## What to do
Count the lines below that contain the word "JSON", and reply with only that number.

## Supplied data

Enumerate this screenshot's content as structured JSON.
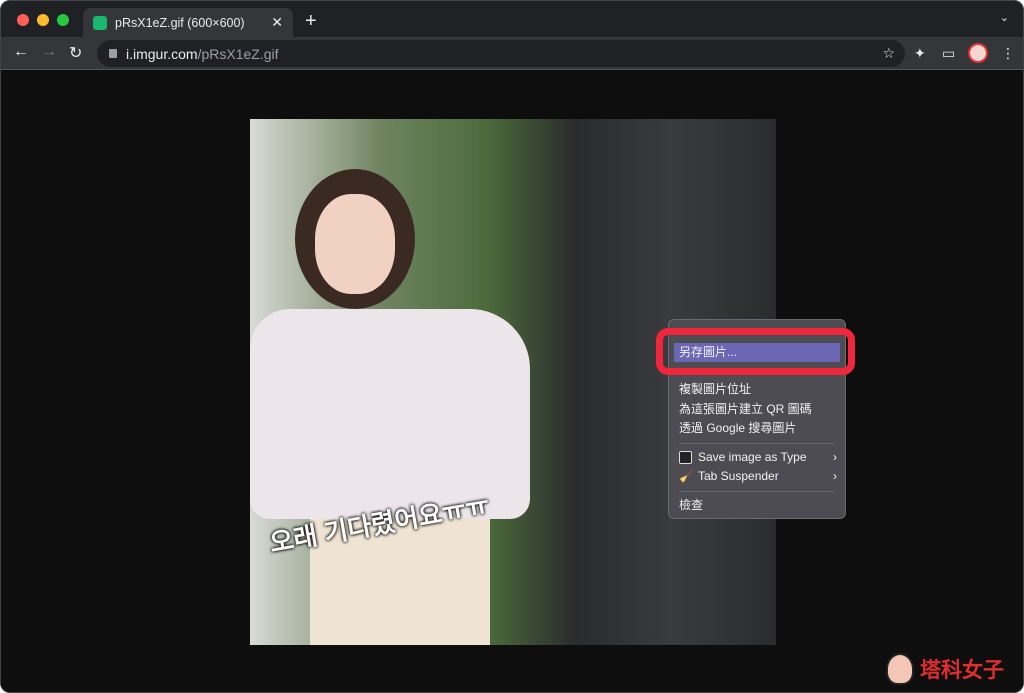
{
  "tab": {
    "title": "pRsX1eZ.gif (600×600)",
    "close": "✕",
    "new_tab": "+",
    "tab_search": "⌄"
  },
  "toolbar": {
    "back": "←",
    "forward": "→",
    "reload": "↻",
    "url_host": "i.imgur.com",
    "url_path": "/pRsX1eZ.gif",
    "bookmark": "☆",
    "extensions": "✦",
    "cast": "▭",
    "menu": "⋮"
  },
  "image": {
    "caption": "오래 기다렸어요ㅠㅠ"
  },
  "context_menu": {
    "items": [
      {
        "label": "另存圖片...",
        "highlighted": true
      },
      {
        "label": "複製圖片位址"
      },
      {
        "label": "為這張圖片建立 QR 圖碼"
      },
      {
        "label": "透過 Google 搜尋圖片"
      },
      {
        "label": "Save image as Type",
        "submenu": true
      },
      {
        "label": "Tab Suspender",
        "submenu": true
      },
      {
        "label": "檢查"
      }
    ],
    "chevron": "›"
  },
  "colors": {
    "highlight": "#6b67b5",
    "annotation": "#f0263a"
  },
  "watermark": {
    "text": "塔科女子"
  }
}
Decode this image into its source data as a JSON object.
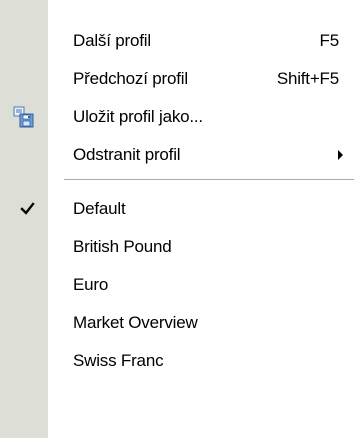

## Reply
2